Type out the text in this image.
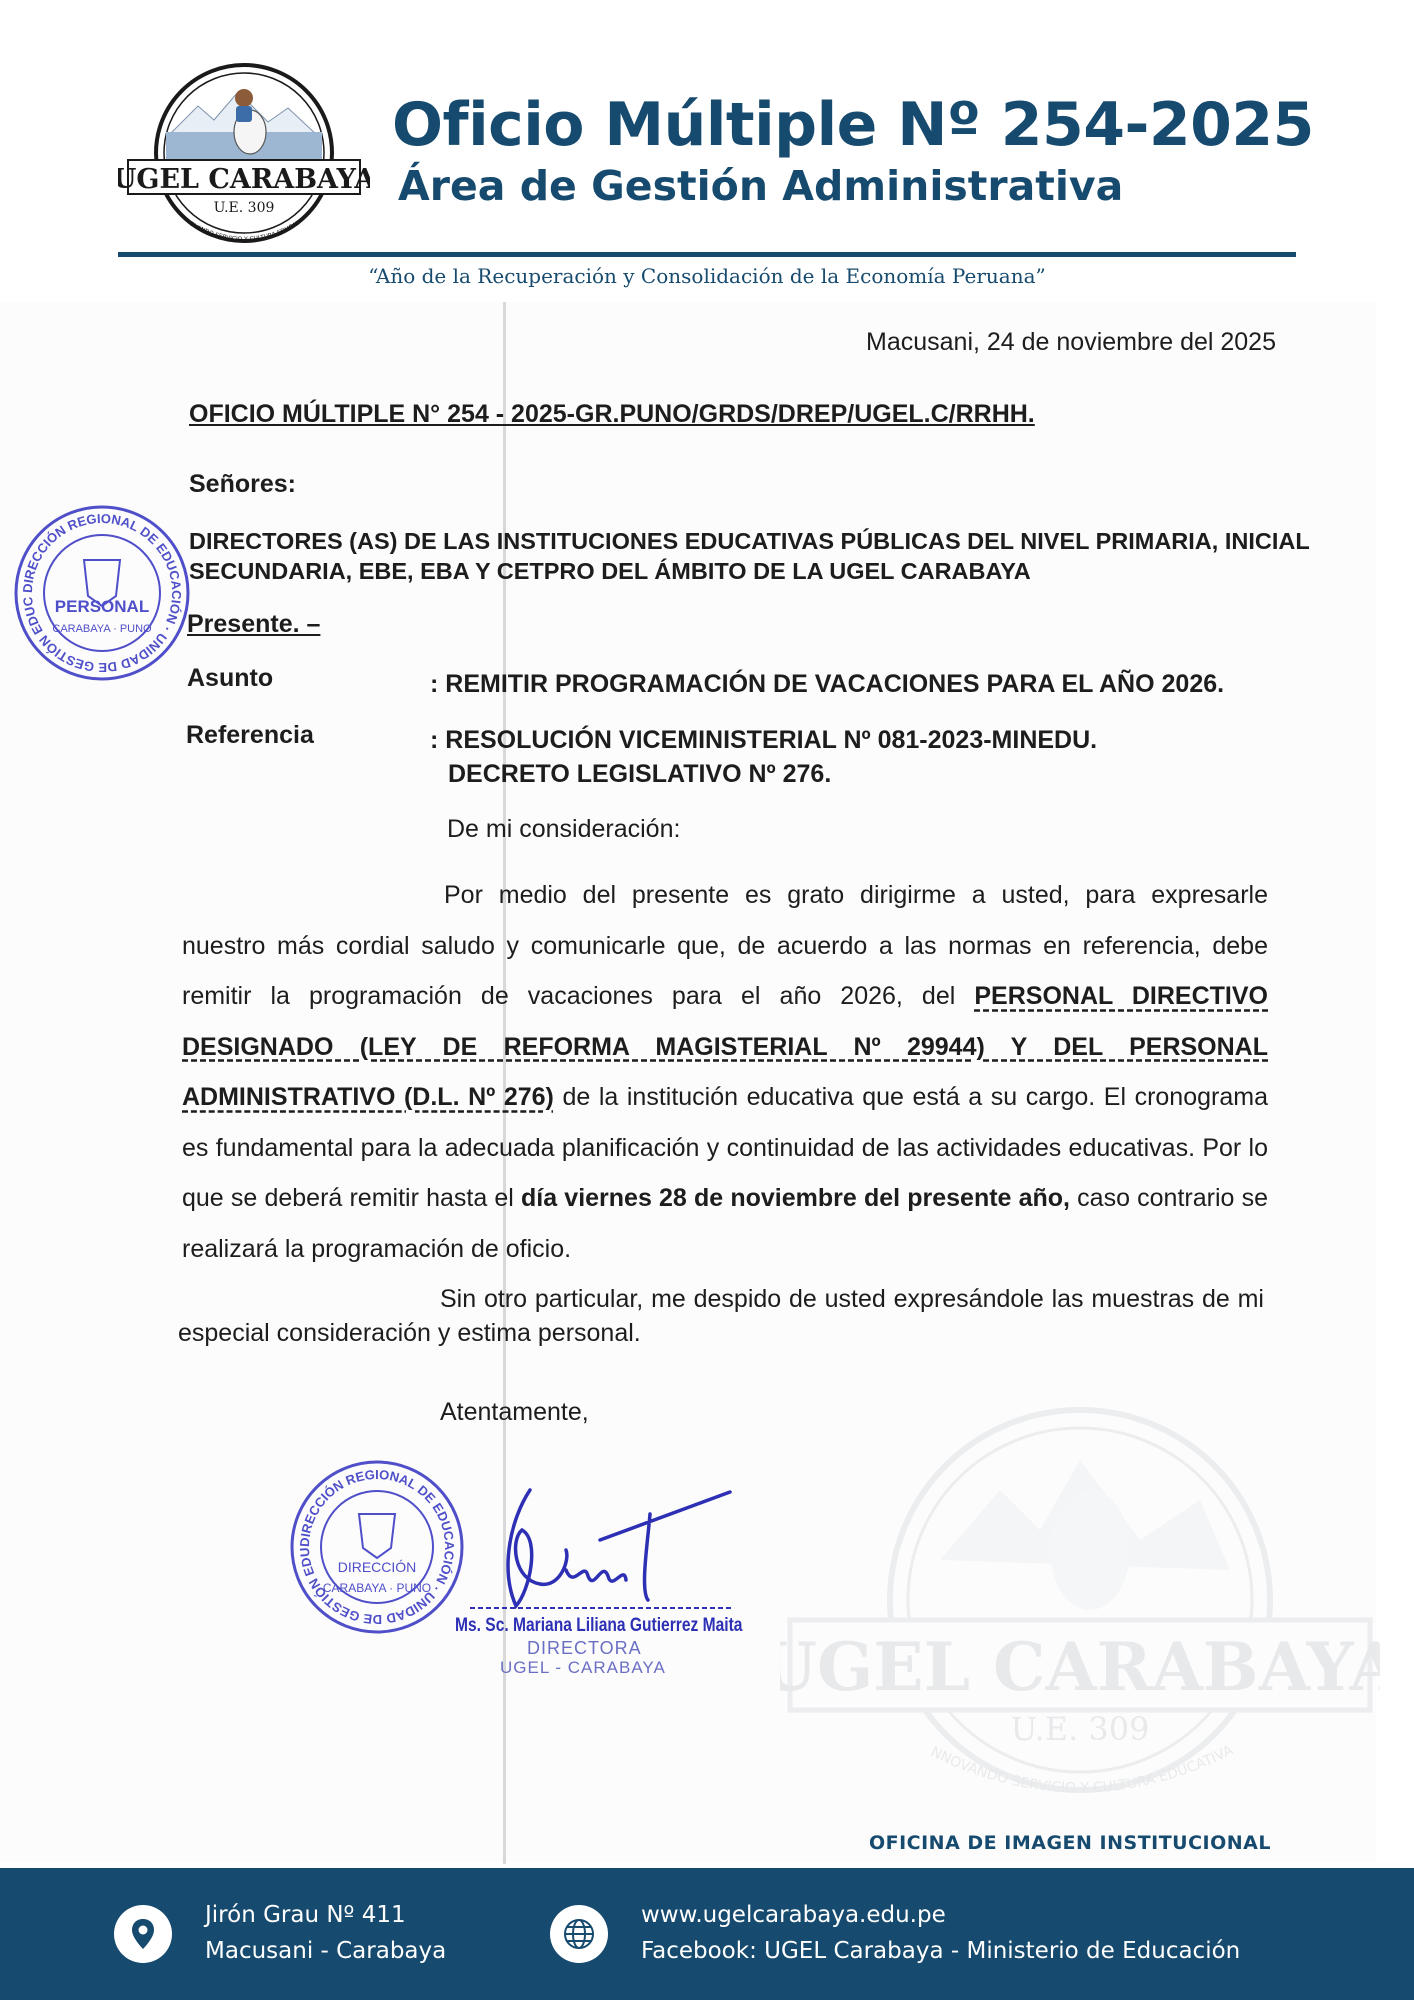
UGEL CARABAYA
U.E. 309
OVANDO SERVICIO Y CULTURA EDUCAT
Oficio Múltiple Nº 254-2025
Área de Gestión Administrativa
“Año de la Recuperación y Consolidación de la Economía Peruana”
Macusani, 24 de noviembre del 2025
OFICIO MÚLTIPLE N° 254 - 2025-GR.PUNO/GRDS/DREP/UGEL.C/RRHH.
Señores:
DIRECTORES (AS) DE LAS INSTITUCIONES EDUCATIVAS PÚBLICAS DEL NIVEL PRIMARIA, INICIAL
SECUNDARIA, EBE, EBA Y CETPRO DEL ÁMBITO DE LA UGEL CARABAYA
Presente. –
Asunto	: REMITIR PROGRAMACIÓN DE VACACIONES PARA EL AÑO 2026.
Referencia	: RESOLUCIÓN VICEMINISTERIAL Nº 081-2023-MINEDU.
DECRETO LEGISLATIVO Nº 276.
De mi consideración:

Por medio del presente es grato dirigirme a usted, para expresarle nuestro más cordial saludo y comunicarle que, de acuerdo a las normas en referencia, debe remitir la programación de vacaciones para el año 2026, del PERSONAL DIRECTIVO DESIGNADO (LEY DE REFORMA MAGISTERIAL Nº 29944) Y DEL PERSONAL ADMINISTRATIVO (D.L. Nº 276) de la institución educativa que está a su cargo. El cronograma es fundamental para la adecuada planificación y continuidad de las actividades educativas. Por lo que se deberá remitir hasta el día viernes 28 de noviembre del presente año, caso contrario se realizará la programación de oficio.

Sin otro particular, me despido de usted expresándole las muestras de mi especial consideración y estima personal.
Atentamente,
DIRECCIÓN REGIONAL DE EDUCACIÓN · UNIDAD DE GESTIÓN EDUC	PERSONAL
CARABAYA · PUNO
DIRECCIÓN REGIONAL DE EDUCACIÓN · UNIDAD DE GESTIÓN EDU
DIRECCIÓN
CARABAYA · PUNO
Ms. Sc. Mariana Liliana Gutierrez Maita
DIRECTORA
UGEL - CARABAYA UGEL CARABAYA
U.E. 309
NNOVANDO SERVICIO Y CULTURA EDUCATIVA
OFICINA DE IMAGEN INSTITUCIONAL
Jirón Grau Nº 411
Macusani - Carabaya
www.ugelcarabaya.edu.pe
Facebook: UGEL Carabaya - Ministerio de Educación
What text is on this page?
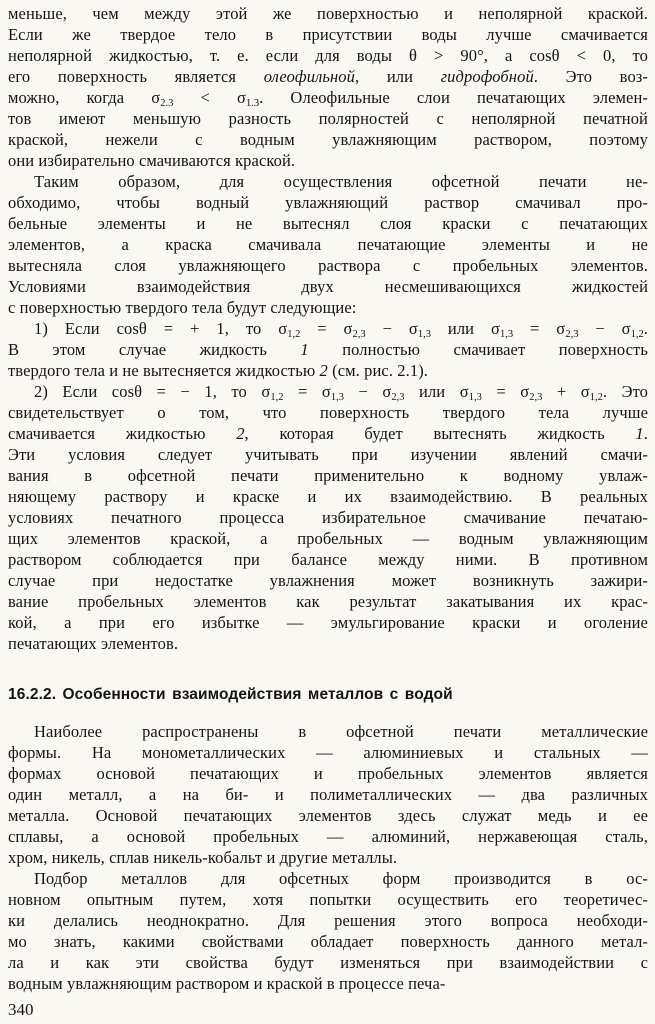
меньше, чем между этой же поверхностью и неполярной краской.
Если же твердое тело в присутствии воды лучше смачивается
неполярной жидкостью, т. е. если для воды θ > 90°, а cosθ < 0, то
его поверхность является олеофильной, или гидрофобной. Это воз-
можно, когда σ2.3 < σ1.3. Олеофильные слои печатающих элемен-
тов имеют меньшую разность полярностей с неполярной печатной
краской, нежели с водным увлажняющим раствором, поэтому
они избирательно смачиваются краской.
Таким образом, для осуществления офсетной печати не-
обходимо, чтобы водный увлажняющий раствор смачивал про-
бельные элементы и не вытеснял слоя краски с печатающих
элементов, а краска смачивала печатающие элементы и не
вытесняла слоя увлажняющего раствора с пробельных элементов.
Условиями взаимодействия двух несмешивающихся жидкостей
с поверхностью твердого тела будут следующие:
1) Если cosθ = + 1, то σ1,2 = σ2,3 − σ1,3 или σ1,3 = σ2,3 − σ1,2.
В этом случае жидкость 1 полностью смачивает поверхность
твердого тела и не вытесняется жидкостью 2 (см. рис. 2.1).
2) Если cosθ = − 1, то σ1,2 = σ1,3 − σ2,3 или σ1,3 = σ2,3 + σ1,2. Это
свидетельствует о том, что поверхность твердого тела лучше
смачивается жидкостью 2, которая будет вытеснять жидкость 1.
Эти условия следует учитывать при изучении явлений смачи-
вания в офсетной печати применительно к водному увлаж-
няющему раствору и краске и их взаимодействию. В реальных
условиях печатного процесса избирательное смачивание печатаю-
щих элементов краской, а пробельных — водным увлажняющим
раствором соблюдается при балансе между ними. В противном
случае при недостатке увлажнения может возникнуть зажири-
вание пробельных элементов как результат закатывания их крас-
кой, а при его избытке — эмульгирование краски и оголение
печатающих элементов.
16.2.2. Особенности взаимодействия металлов с водой
Наиболее распространены в офсетной печати металлические
формы. На монометаллических — алюминиевых и стальных —
формах основой печатающих и пробельных элементов является
один металл, а на би- и полиметаллических — два различных
металла. Основой печатающих элементов здесь служат медь и ее
сплавы, а основой пробельных — алюминий, нержавеющая сталь,
хром, никель, сплав никель-кобальт и другие металлы.
Подбор металлов для офсетных форм производится в ос-
новном опытным путем, хотя попытки осуществить его теоретичес-
ки делались неоднократно. Для решения этого вопроса необходи-
мо знать, какими свойствами обладает поверхность данного метал-
ла и как эти свойства будут изменяться при взаимодействии с
водным увлажняющим раствором и краской в процессе печа-
340
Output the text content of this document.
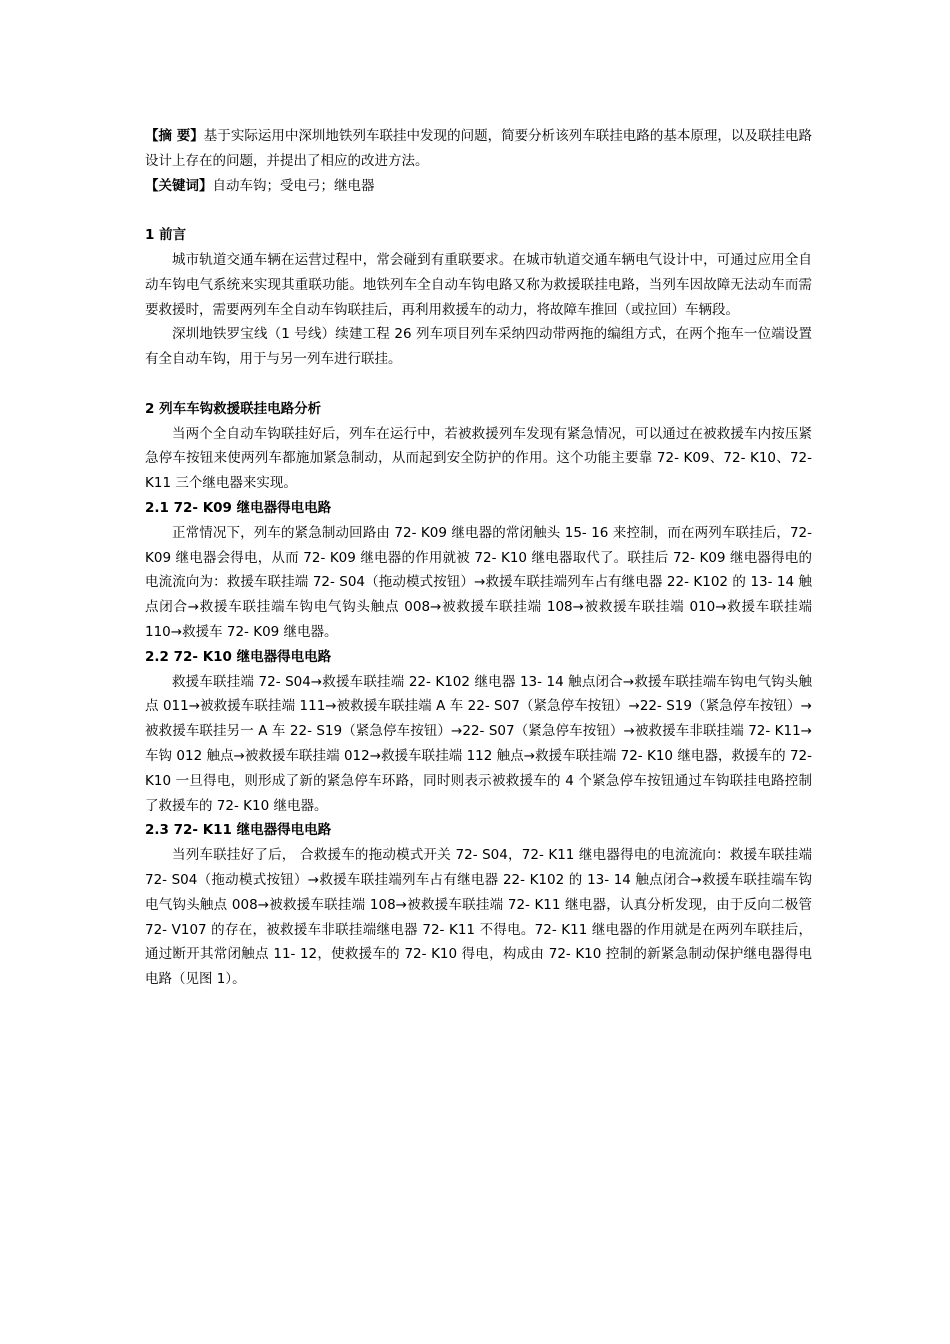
【摘 要】基于实际运用中深圳地铁列车联挂中发现的问题，简要分析该列车联挂电路的基本原理，以及联挂电路设计上存在的问题，并提出了相应的改进方法。

【关键词】自动车钩；受电弓；继电器

1 前言

城市轨道交通车辆在运营过程中，常会碰到有重联要求。在城市轨道交通车辆电气设计中，可通过应用全自动车钩电气系统来实现其重联功能。地铁列车全自动车钩电路又称为救援联挂电路，当列车因故障无法动车而需要救援时，需要两列车全自动车钩联挂后，再利用救援车的动力，将故障车推回（或拉回）车辆段。

深圳地铁罗宝线（1 号线）续建工程 26 列车项目列车采纳四动带两拖的编组方式，在两个拖车一位端设置有全自动车钩，用于与另一列车进行联挂。

2 列车车钩救援联挂电路分析

当两个全自动车钩联挂好后，列车在运行中，若被救援列车发现有紧急情况，可以通过在被救援车内按压紧急停车按钮来使两列车都施加紧急制动，从而起到安全防护的作用。这个功能主要靠 72- K09、72- K10、72- K11 三个继电器来实现。

2.1 72- K09 继电器得电电路

正常情况下，列车的紧急制动回路由 72- K09 继电器的常闭触头 15- 16 来控制，而在两列车联挂后，72- K09 继电器会得电，从而 72- K09 继电器的作用就被 72- K10 继电器取代了。联挂后 72- K09 继电器得电的电流流向为：救援车联挂端 72- S04（拖动模式按钮）→救援车联挂端列车占有继电器 22- K102 的 13- 14 触点闭合→救援车联挂端车钩电气钩头触点 008→被救援车联挂端 108→被救援车联挂端 010→救援车联挂端 110→救援车 72- K09 继电器。

2.2 72- K10 继电器得电电路

救援车联挂端 72- S04→救援车联挂端 22- K102 继电器 13- 14 触点闭合→救援车联挂端车钩电气钩头触点 011→被救援车联挂端 111→被救援车联挂端 A 车 22- S07（紧急停车按钮）→22- S19（紧急停车按钮）→被救援车联挂另一 A 车 22- S19（紧急停车按钮）→22- S07（紧急停车按钮）→被救援车非联挂端 72- K11→车钩 012 触点→被救援车联挂端 012→救援车联挂端 112 触点→救援车联挂端 72- K10 继电器，救援车的 72- K10 一旦得电，则形成了新的紧急停车环路，同时则表示被救援车的 4 个紧急停车按钮通过车钩联挂电路控制了救援车的 72- K10 继电器。

2.3 72- K11 继电器得电电路

当列车联挂好了后， 合救援车的拖动模式开关 72- S04，72- K11 继电器得电的电流流向：救援车联挂端 72- S04（拖动模式按钮）→救援车联挂端列车占有继电器 22- K102 的 13- 14 触点闭合→救援车联挂端车钩电气钩头触点 008→被救援车联挂端 108→被救援车联挂端 72- K11 继电器，认真分析发现，由于反向二极管 72- V107 的存在，被救援车非联挂端继电器 72- K11 不得电。72- K11 继电器的作用就是在两列车联挂后，通过断开其常闭触点 11- 12，使救援车的 72- K10 得电，构成由 72- K10 控制的新紧急制动保护继电器得电电路（见图 1）。
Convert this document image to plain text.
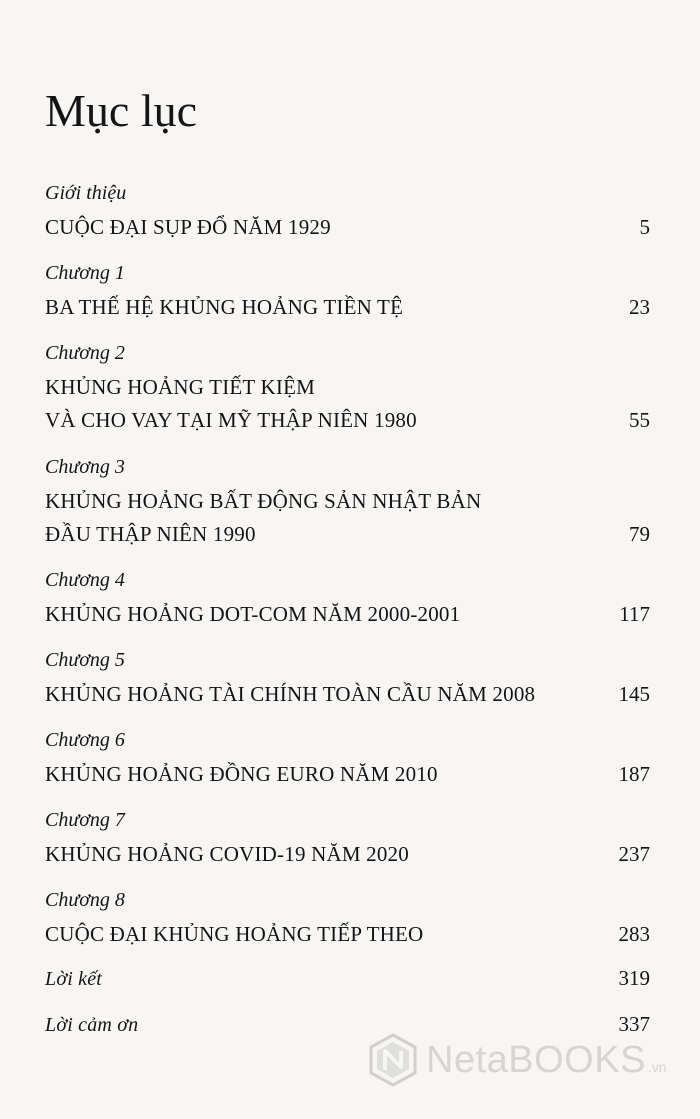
Mục lục
Giới thiệu
CUỘC ĐẠI SỤP ĐỔ NĂM 1929	5
Chương 1
BA THẾ HỆ KHỦNG HOẢNG TIỀN TỆ	23
Chương 2
KHỦNG HOẢNG TIẾT KIỆM
VÀ CHO VAY TẠI MỸ THẬP NIÊN 1980	55
Chương 3
KHỦNG HOẢNG BẤT ĐỘNG SẢN NHẬT BẢN
ĐẦU THẬP NIÊN 1990	79
Chương 4
KHỦNG HOẢNG DOT-COM NĂM 2000-2001	117
Chương 5
KHỦNG HOẢNG TÀI CHÍNH TOÀN CẦU NĂM 2008	145
Chương 6
KHỦNG HOẢNG ĐỒNG EURO NĂM 2010	187
Chương 7
KHỦNG HOẢNG COVID-19 NĂM 2020	237
Chương 8
CUỘC ĐẠI KHỦNG HOẢNG TIẾP THEO	283
Lời kết	319
Lời cảm ơn	337
NetaBOOKS .vn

····················

What to produce> Output exactly the lines from the one containing "Output the text content of this document." through the last line of the records above, both included, leaving out any pictures.

Exercise response>
Output the text content of this document.
【摘 要】基于实际运用中深圳地铁列车联挂中发现的问题，简要分析该列车联挂电路的基本原理，以及联挂电路设计上存在的问题，并提出了相应的改进方法。

【关键词】自动车钩；受电弓；继电器

1 前言

城市轨道交通车辆在运营过程中，常会碰到有重联要求。在城市轨道交通车辆电气设计中，可通过应用全自动车钩电气系统来实现其重联功能。地铁列车全自动车钩电路又称为救援联挂电路，当列车因故障无法动车而需要救援时，需要两列车全自动车钩联挂后，再利用救援车的动力，将故障车推回（或拉回）车辆段。

深圳地铁罗宝线（1 号线）续建工程 26 列车项目列车采纳四动带两拖的编组方式，在两个拖车一位端设置有全自动车钩，用于与另一列车进行联挂。

2 列车车钩救援联挂电路分析

当两个全自动车钩联挂好后，列车在运行中，若被救援列车发现有紧急情况，可以通过在被救援车内按压紧急停车按钮来使两列车都施加紧急制动，从而起到安全防护的作用。这个功能主要靠 72- K09、72- K10、72- K11 三个继电器来实现。

2.1 72- K09 继电器得电电路

正常情况下，列车的紧急制动回路由 72- K09 继电器的常闭触头 15- 16 来控制，而在两列车联挂后，72- K09 继电器会得电，从而 72- K09 继电器的作用就被 72- K10 继电器取代了。联挂后 72- K09 继电器得电的电流流向为：救援车联挂端 72- S04（拖动模式按钮）→救援车联挂端列车占有继电器 22- K102 的 13- 14 触点闭合→救援车联挂端车钩电气钩头触点 008→被救援车联挂端 108→被救援车联挂端 010→救援车联挂端 110→救援车 72- K09 继电器。

2.2 72- K10 继电器得电电路

救援车联挂端 72- S04→救援车联挂端 22- K102 继电器 13- 14 触点闭合→救援车联挂端车钩电气钩头触点 011→被救援车联挂端 111→被救援车联挂端 A 车 22- S07（紧急停车按钮）→22- S19（紧急停车按钮）→被救援车联挂另一 A 车 22- S19（紧急停车按钮）→22- S07（紧急停车按钮）→被救援车非联挂端 72- K11→车钩 012 触点→被救援车联挂端 012→救援车联挂端 112 触点→救援车联挂端 72- K10 继电器，救援车的 72- K10 一旦得电，则形成了新的紧急停车环路，同时则表示被救援车的 4 个紧急停车按钮通过车钩联挂电路控制了救援车的 72- K10 继电器。

2.3 72- K11 继电器得电电路

当列车联挂好了后， 合救援车的拖动模式开关 72- S04，72- K11 继电器得电的电流流向：救援车联挂端 72- S04（拖动模式按钮）→救援车联挂端列车占有继电器 22- K102 的 13- 14 触点闭合→救援车联挂端车钩电气钩头触点 008→被救援车联挂端 108→被救援车联挂端 72- K11 继电器，认真分析发现，由于反向二极管 72- V107 的存在，被救援车非联挂端继电器 72- K11 不得电。72- K11 继电器的作用就是在两列车联挂后，通过断开其常闭触点 11- 12，使救援车的 72- K10 得电，构成由 72- K10 控制的新紧急制动保护继电器得电电路（见图 1）。
Convert this document image to plain text.
Mục lục
Giới thiệu
CUỘC ĐẠI SỤP ĐỔ NĂM 1929	5
Chương 1
BA THẾ HỆ KHỦNG HOẢNG TIỀN TỆ	23
Chương 2
KHỦNG HOẢNG TIẾT KIỆM
VÀ CHO VAY TẠI MỸ THẬP NIÊN 1980	55
Chương 3
KHỦNG HOẢNG BẤT ĐỘNG SẢN NHẬT BẢN
ĐẦU THẬP NIÊN 1990	79
Chương 4
KHỦNG HOẢNG DOT-COM NĂM 2000-2001	117
Chương 5
KHỦNG HOẢNG TÀI CHÍNH TOÀN CẦU NĂM 2008	145
Chương 6
KHỦNG HOẢNG ĐỒNG EURO NĂM 2010	187
Chương 7
KHỦNG HOẢNG COVID-19 NĂM 2020	237
Chương 8
CUỘC ĐẠI KHỦNG HOẢNG TIẾP THEO	283
Lời kết	319
Lời cảm ơn	337
NetaBOOKS .vn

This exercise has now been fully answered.